> **PROBLEM DESCRIPTION**
Check each line of the listing below for the string "JSON", and copy the ones that have it.

> **DATASET ROWS**
----

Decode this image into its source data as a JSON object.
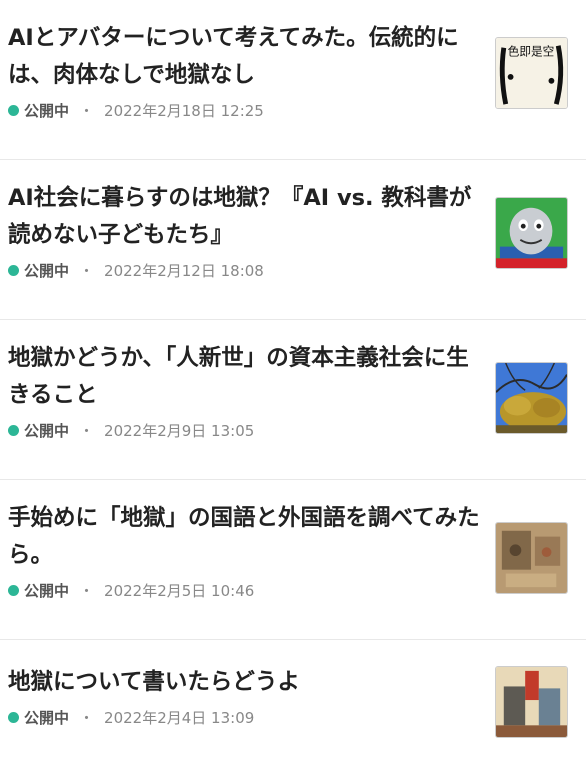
{
  "articles": [
    {
      "title": "AIとアバターについて考えてみた。伝統的には、肉体なしで地獄なし",
      "status": "公開中",
      "separator": "・",
      "date": "2022年2月18日 12:25",
      "thumbnail": "calligraphy-thumbnail",
      "thumbnail_text": "色即是空"
    },
    {
      "title": "AI社会に暮らすのは地獄？『AI vs. 教科書が読めない子どもたち』",
      "status": "公開中",
      "separator": "・",
      "date": "2022年2月12日 18:08",
      "thumbnail": "train-face-thumbnail"
    },
    {
      "title": "地獄かどうか、「人新世」の資本主義社会に生きること",
      "status": "公開中",
      "separator": "・",
      "date": "2022年2月9日 13:05",
      "thumbnail": "tree-sky-thumbnail"
    },
    {
      "title": "手始めに「地獄」の国語と外国語を調べてみたら。",
      "status": "公開中",
      "separator": "・",
      "date": "2022年2月5日 10:46",
      "thumbnail": "old-painting-thumbnail"
    },
    {
      "title": "地獄について書いたらどうよ",
      "status": "公開中",
      "separator": "・",
      "date": "2022年2月4日 13:09",
      "thumbnail": "ukiyoe-thumbnail"
    }
  ],
  "colors": {
    "status_dot": "#2cb696",
    "title": "#222222",
    "meta": "#888888"
  }
}
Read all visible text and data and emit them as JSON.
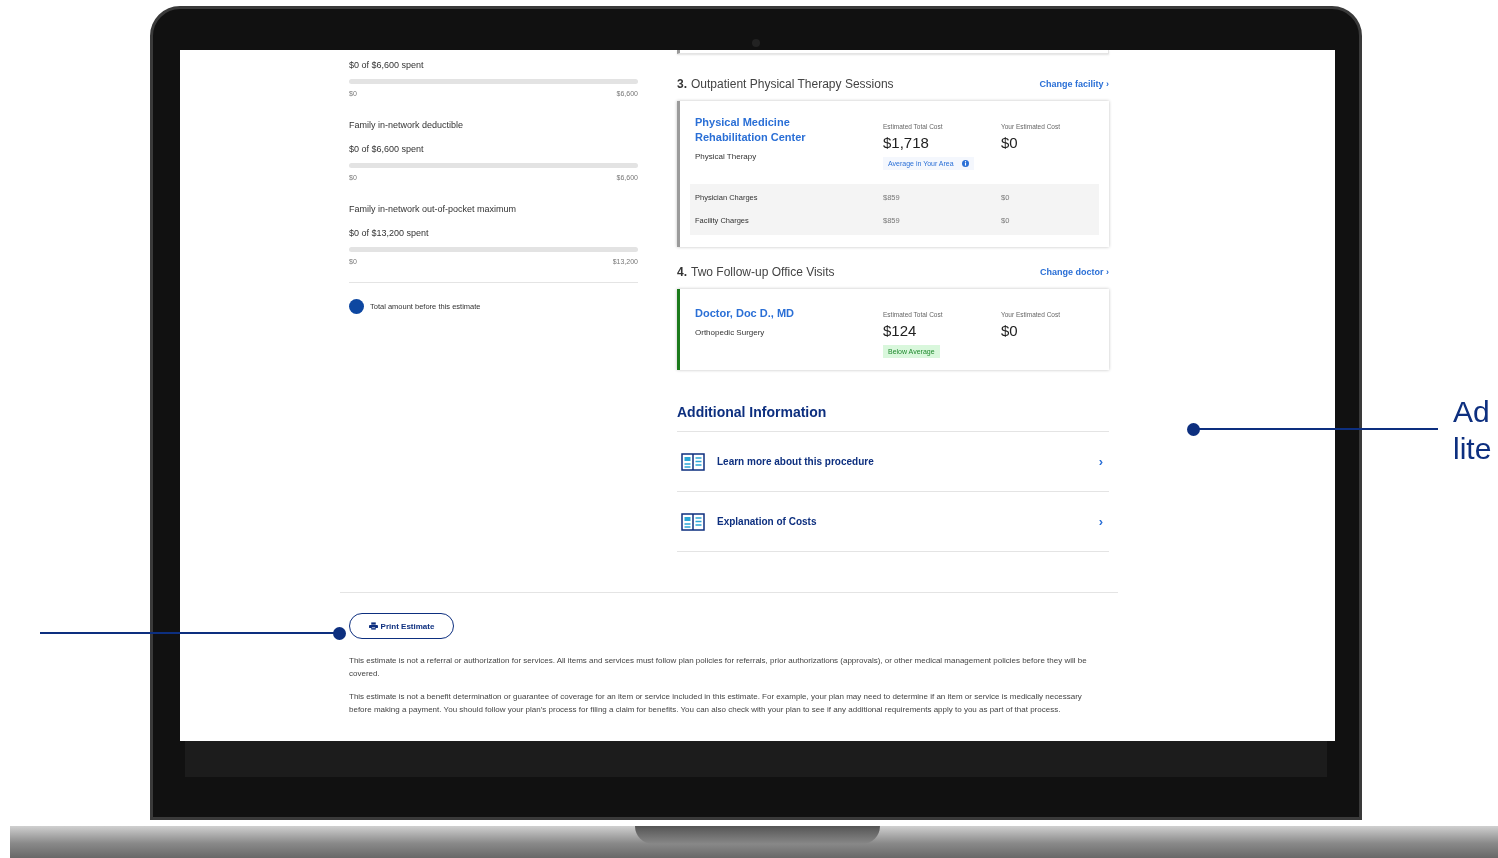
{
  "meters": [
    {
      "spent": "$0 of $6,600 spent",
      "level": 0,
      "min": "$0",
      "max": "$6,600"
    },
    {
      "label": "Family in-network deductible",
      "spent": "$0 of $6,600 spent",
      "level": 0,
      "min": "$0",
      "max": "$6,600"
    },
    {
      "label": "Family in-network out-of-pocket maximum",
      "spent": "$0 of $13,200 spent",
      "level": 0,
      "min": "$0",
      "max": "$13,200"
    }
  ],
  "legend": {
    "color": "#0d47a1",
    "text": "Total amount before this estimate"
  },
  "services": [
    {
      "number": "3.",
      "title": "Outpatient Physical Therapy Sessions",
      "change_link": "Change facility",
      "chevron": "›",
      "provider": "Physical Medicine Rehabilitation Center",
      "specialty": "Physical Therapy",
      "total_label": "Estimated Total Cost",
      "total": "$1,718",
      "badge": {
        "kind": "average",
        "text": "Average in Your Area"
      },
      "your_label": "Your Estimated Cost",
      "your_cost": "$0",
      "charges": [
        {
          "name": "Physician Charges",
          "total": "$859",
          "yours": "$0"
        },
        {
          "name": "Facility Charges",
          "total": "$859",
          "yours": "$0"
        }
      ]
    },
    {
      "number": "4.",
      "title": "Two Follow-up Office Visits",
      "change_link": "Change doctor",
      "chevron": "›",
      "provider": "Doctor, Doc D., MD",
      "specialty": "Orthopedic Surgery",
      "total_label": "Estimated Total Cost",
      "total": "$124",
      "badge": {
        "kind": "below",
        "text": "Below Average"
      },
      "your_label": "Your Estimated Cost",
      "your_cost": "$0"
    }
  ],
  "additional_info": {
    "heading": "Additional Information",
    "links": [
      {
        "text": "Learn more about this procedure",
        "chevron": "›"
      },
      {
        "text": "Explanation of Costs",
        "chevron": "›"
      }
    ]
  },
  "print_button": "Print Estimate",
  "disclaimers": [
    "This estimate is not a referral or authorization for services. All items and services must follow plan policies for referrals, prior authorizations (approvals), or other medical management policies before they will be covered.",
    "This estimate is not a benefit determination or guarantee of coverage for an item or service included in this estimate. For example, your plan may need to determine if an item or service is medically necessary before making a payment. You should follow your plan’s process for filing a claim for benefits. You can also check with your plan to see if any additional requirements apply to you as part of that process."
  ],
  "callout_text": "Ad lite"
}
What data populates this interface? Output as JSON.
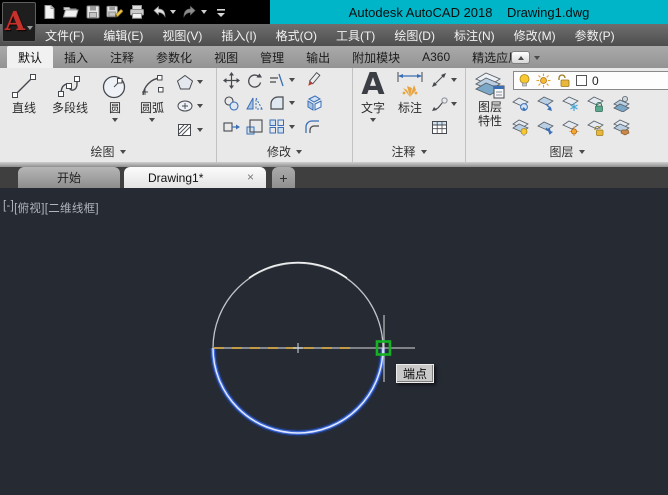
{
  "title_bar": {
    "app_title": "Autodesk AutoCAD 2018    Drawing1.dwg"
  },
  "menu": {
    "items": [
      "文件(F)",
      "编辑(E)",
      "视图(V)",
      "插入(I)",
      "格式(O)",
      "工具(T)",
      "绘图(D)",
      "标注(N)",
      "修改(M)",
      "参数(P)"
    ]
  },
  "ribbon": {
    "tabs": [
      "默认",
      "插入",
      "注释",
      "参数化",
      "视图",
      "管理",
      "输出",
      "附加模块",
      "A360",
      "精选应用"
    ],
    "draw": {
      "label": "绘图",
      "line": "直线",
      "polyline": "多段线",
      "circle": "圆",
      "arc": "圆弧"
    },
    "modify": {
      "label": "修改"
    },
    "annotate": {
      "label": "注释",
      "text": "文字",
      "text_icon": "A",
      "dimension": "标注"
    },
    "layers": {
      "label": "图层",
      "properties_line1": "图层",
      "properties_line2": "特性",
      "current_layer": "0"
    }
  },
  "file_tabs": {
    "start": "开始",
    "active": "Drawing1*",
    "close": "×",
    "new_tab": "+"
  },
  "viewport": {
    "pane_control": "[-]",
    "view_control": "[俯视]",
    "style_control": "[二维线框]"
  },
  "canvas": {
    "snap_tooltip": "端点"
  },
  "colors": {
    "titlebar_teal": "#00b5c8",
    "canvas_bg": "#252a33",
    "selection_blue": "#3c67d6",
    "dash_gold": "#cfa03c",
    "snap_green": "#15b224"
  }
}
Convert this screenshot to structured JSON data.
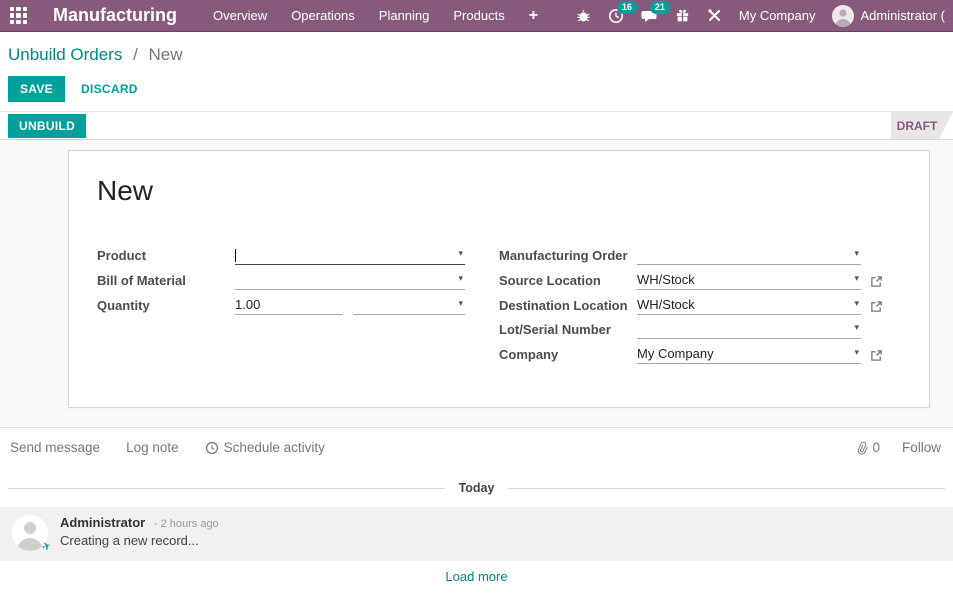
{
  "navbar": {
    "app_title": "Manufacturing",
    "menu": [
      "Overview",
      "Operations",
      "Planning",
      "Products"
    ],
    "plus": "+",
    "activities_badge": "16",
    "messages_badge": "21",
    "company": "My Company",
    "user": "Administrator",
    "user_suffix": "("
  },
  "breadcrumb": {
    "parent": "Unbuild Orders",
    "separator": "/",
    "current": "New"
  },
  "control_buttons": {
    "save": "SAVE",
    "discard": "DISCARD"
  },
  "statusbar": {
    "action": "UNBUILD",
    "state": "DRAFT"
  },
  "form": {
    "title": "New",
    "fields": {
      "product": {
        "label": "Product",
        "value": ""
      },
      "bom": {
        "label": "Bill of Material",
        "value": ""
      },
      "quantity": {
        "label": "Quantity",
        "value": "1.00",
        "uom": ""
      },
      "mo": {
        "label": "Manufacturing Order",
        "value": ""
      },
      "source": {
        "label": "Source Location",
        "value": "WH/Stock"
      },
      "destination": {
        "label": "Destination Location",
        "value": "WH/Stock"
      },
      "lot": {
        "label": "Lot/Serial Number",
        "value": ""
      },
      "company": {
        "label": "Company",
        "value": "My Company"
      }
    }
  },
  "chatter": {
    "send_message": "Send message",
    "log_note": "Log note",
    "schedule_activity": "Schedule activity",
    "attachments": "0",
    "follow": "Follow",
    "divider": "Today",
    "message": {
      "author": "Administrator",
      "timestamp": "- 2 hours ago",
      "body": "Creating a new record..."
    },
    "load_more": "Load more"
  },
  "icons": {
    "dropdown": "▾",
    "note_plane": "✈",
    "apps_grid": "grid-3x3",
    "bug": "bug",
    "activities": "clock",
    "messages": "chat-bubble",
    "gift": "gift",
    "tools": "crossed-tools",
    "external_link": "external-link",
    "paperclip": "paperclip",
    "schedule": "clock-outline",
    "avatar": "person-silhouette"
  },
  "colors": {
    "navbar": "#875A7B",
    "primary": "#00A09D",
    "link": "#008784",
    "state_text": "#875A7B"
  }
}
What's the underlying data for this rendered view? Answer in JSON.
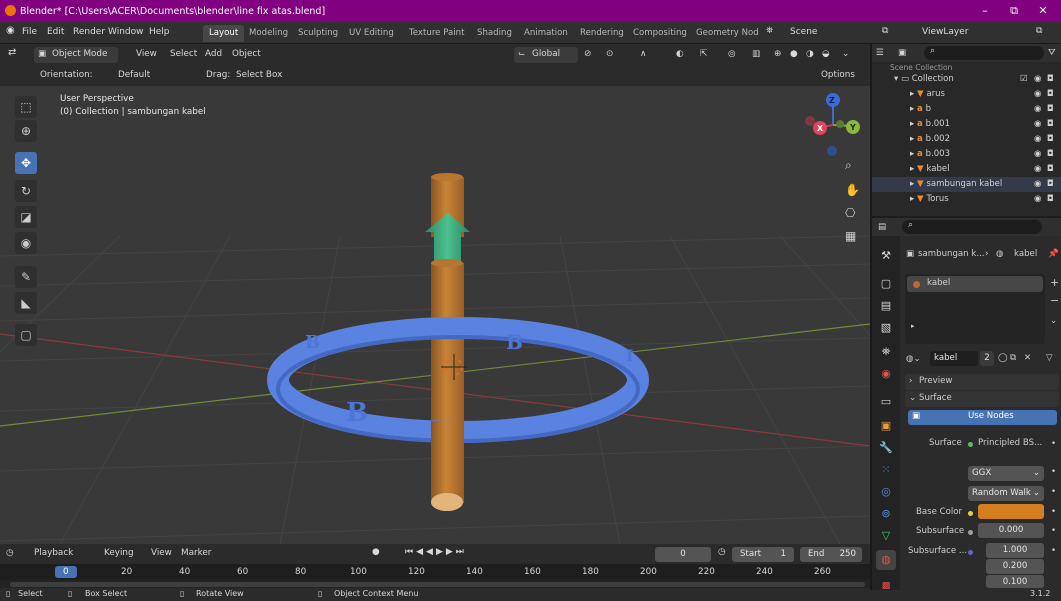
{
  "window": {
    "title": "Blender* [C:\\Users\\ACER\\Documents\\blender\\line fix atas.blend]",
    "min": "–",
    "max": "⧉",
    "close": "✕"
  },
  "menu": [
    "File",
    "Edit",
    "Render",
    "Window",
    "Help"
  ],
  "workspaces": [
    "Layout",
    "Modeling",
    "Sculpting",
    "UV Editing",
    "Texture Paint",
    "Shading",
    "Animation",
    "Rendering",
    "Compositing",
    "Geometry Nod"
  ],
  "scene": {
    "label": "Scene",
    "view_layer": "ViewLayer"
  },
  "viewport_header": {
    "mode": "Object Mode",
    "menus": [
      "View",
      "Select",
      "Add",
      "Object"
    ],
    "transform": "Global",
    "options": "Options"
  },
  "tool_header": {
    "orientation_label": "Orientation:",
    "orientation_value": "Default",
    "drag_label": "Drag:",
    "drag_value": "Select Box"
  },
  "overlay": {
    "perspective": "User Perspective",
    "collection": "(0) Collection | sambungan kabel"
  },
  "gizmo": {
    "z": "Z",
    "y": "Y",
    "x": "X"
  },
  "outliner": {
    "search_placeholder": "",
    "scene_collection": "Scene Collection",
    "collection": "Collection",
    "items": [
      {
        "name": "arus",
        "icon": "mesh-icon"
      },
      {
        "name": "b",
        "icon": "text-icon"
      },
      {
        "name": "b.001",
        "icon": "text-icon"
      },
      {
        "name": "b.002",
        "icon": "text-icon"
      },
      {
        "name": "b.003",
        "icon": "text-icon"
      },
      {
        "name": "kabel",
        "icon": "mesh-icon"
      },
      {
        "name": "sambungan kabel",
        "icon": "mesh-icon",
        "selected": true
      },
      {
        "name": "Torus",
        "icon": "mesh-icon"
      }
    ]
  },
  "properties": {
    "breadcrumb_object": "sambungan k...",
    "breadcrumb_material": "kabel",
    "slot": "kabel",
    "material_name": "kabel",
    "users": "2",
    "preview_label": "Preview",
    "surface_label": "Surface",
    "use_nodes": "Use Nodes",
    "surface_field_label": "Surface",
    "surface_value": "Principled BS...",
    "distribution": "GGX",
    "subsurface_method": "Random Walk",
    "base_color_label": "Base Color",
    "base_color": "#d2801f",
    "subsurface_label": "Subsurface",
    "subsurface_value": "0.000",
    "subsurface_radius_label": "Subsurface ...",
    "radius": [
      "1.000",
      "0.200",
      "0.100"
    ]
  },
  "timeline": {
    "menus": [
      "Playback",
      "Keying",
      "View",
      "Marker"
    ],
    "current_frame": "0",
    "start_label": "Start",
    "start": "1",
    "end_label": "End",
    "end": "250",
    "ruler": [
      "0",
      "20",
      "40",
      "60",
      "80",
      "100",
      "120",
      "140",
      "160",
      "180",
      "200",
      "220",
      "240",
      "260"
    ]
  },
  "status": {
    "select": "Select",
    "box_select": "Box Select",
    "rotate": "Rotate View",
    "context": "Object Context Menu",
    "version": "3.1.2"
  },
  "colors": {
    "accent": "#4772b3",
    "title_bar": "#800080",
    "torus": "#4a73d6",
    "cylinder": "#c47a30",
    "arrow": "#3fa57a"
  }
}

----

> **TASK RESULT**
Decode this image into its source data as a JSON object.
Read all visible text and data and emit them as JSON.
What data populates this interface? Output as JSON.
Convert this screenshot to structured JSON data.
What's the underlying data for this rendered view? Answer in JSON.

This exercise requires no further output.